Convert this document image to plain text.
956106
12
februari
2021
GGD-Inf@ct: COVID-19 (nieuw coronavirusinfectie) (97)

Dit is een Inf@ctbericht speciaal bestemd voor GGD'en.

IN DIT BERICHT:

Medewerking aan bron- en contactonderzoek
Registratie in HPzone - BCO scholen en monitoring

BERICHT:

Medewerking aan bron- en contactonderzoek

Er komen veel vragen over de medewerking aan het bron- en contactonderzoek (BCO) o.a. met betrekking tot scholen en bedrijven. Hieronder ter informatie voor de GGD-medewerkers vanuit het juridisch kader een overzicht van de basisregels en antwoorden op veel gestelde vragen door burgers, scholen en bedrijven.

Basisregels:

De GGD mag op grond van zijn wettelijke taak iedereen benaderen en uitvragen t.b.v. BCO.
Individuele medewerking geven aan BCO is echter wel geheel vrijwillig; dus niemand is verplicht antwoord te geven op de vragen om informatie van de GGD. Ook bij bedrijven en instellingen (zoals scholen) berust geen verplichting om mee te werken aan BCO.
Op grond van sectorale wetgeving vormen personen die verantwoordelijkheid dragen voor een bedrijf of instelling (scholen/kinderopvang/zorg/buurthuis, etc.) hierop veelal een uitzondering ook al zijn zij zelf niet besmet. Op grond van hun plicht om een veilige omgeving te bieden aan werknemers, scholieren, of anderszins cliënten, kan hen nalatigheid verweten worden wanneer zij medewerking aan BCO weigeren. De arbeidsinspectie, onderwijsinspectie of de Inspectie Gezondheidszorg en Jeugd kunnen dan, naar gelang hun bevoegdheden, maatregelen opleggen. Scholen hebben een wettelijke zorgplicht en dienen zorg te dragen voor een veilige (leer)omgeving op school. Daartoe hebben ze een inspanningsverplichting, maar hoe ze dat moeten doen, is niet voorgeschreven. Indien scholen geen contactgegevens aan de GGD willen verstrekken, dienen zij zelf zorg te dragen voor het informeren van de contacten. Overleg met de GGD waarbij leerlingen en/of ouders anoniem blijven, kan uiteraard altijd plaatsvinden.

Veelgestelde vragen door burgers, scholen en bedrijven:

◆ ◆ ◆ ◆ ◆

» Instructions for the task:
The response must be an exact reproduction of all the entries.

» Task response:
Convert this document image to plain text.
956106
12
februari
2021
GGD-Inf@ct: COVID-19 (nieuw coronavirusinfectie) (97)

Dit is een Inf@ctbericht speciaal bestemd voor GGD'en.

IN DIT BERICHT:

Medewerking aan bron- en contactonderzoek
Registratie in HPzone - BCO scholen en monitoring

BERICHT:

Medewerking aan bron- en contactonderzoek

Er komen veel vragen over de medewerking aan het bron- en contactonderzoek (BCO) o.a. met betrekking tot scholen en bedrijven. Hieronder ter informatie voor de GGD-medewerkers vanuit het juridisch kader een overzicht van de basisregels en antwoorden op veel gestelde vragen door burgers, scholen en bedrijven.

Basisregels:

De GGD mag op grond van zijn wettelijke taak iedereen benaderen en uitvragen t.b.v. BCO.
Individuele medewerking geven aan BCO is echter wel geheel vrijwillig; dus niemand is verplicht antwoord te geven op de vragen om informatie van de GGD. Ook bij bedrijven en instellingen (zoals scholen) berust geen verplichting om mee te werken aan BCO.
Op grond van sectorale wetgeving vormen personen die verantwoordelijkheid dragen voor een bedrijf of instelling (scholen/kinderopvang/zorg/buurthuis, etc.) hierop veelal een uitzondering ook al zijn zij zelf niet besmet. Op grond van hun plicht om een veilige omgeving te bieden aan werknemers, scholieren, of anderszins cliënten, kan hen nalatigheid verweten worden wanneer zij medewerking aan BCO weigeren. De arbeidsinspectie, onderwijsinspectie of de Inspectie Gezondheidszorg en Jeugd kunnen dan, naar gelang hun bevoegdheden, maatregelen opleggen. Scholen hebben een wettelijke zorgplicht en dienen zorg te dragen voor een veilige (leer)omgeving op school. Daartoe hebben ze een inspanningsverplichting, maar hoe ze dat moeten doen, is niet voorgeschreven. Indien scholen geen contactgegevens aan de GGD willen verstrekken, dienen zij zelf zorg te dragen voor het informeren van de contacten. Overleg met de GGD waarbij leerlingen en/of ouders anoniem blijven, kan uiteraard altijd plaatsvinden.

Veelgestelde vragen door burgers, scholen en bedrijven:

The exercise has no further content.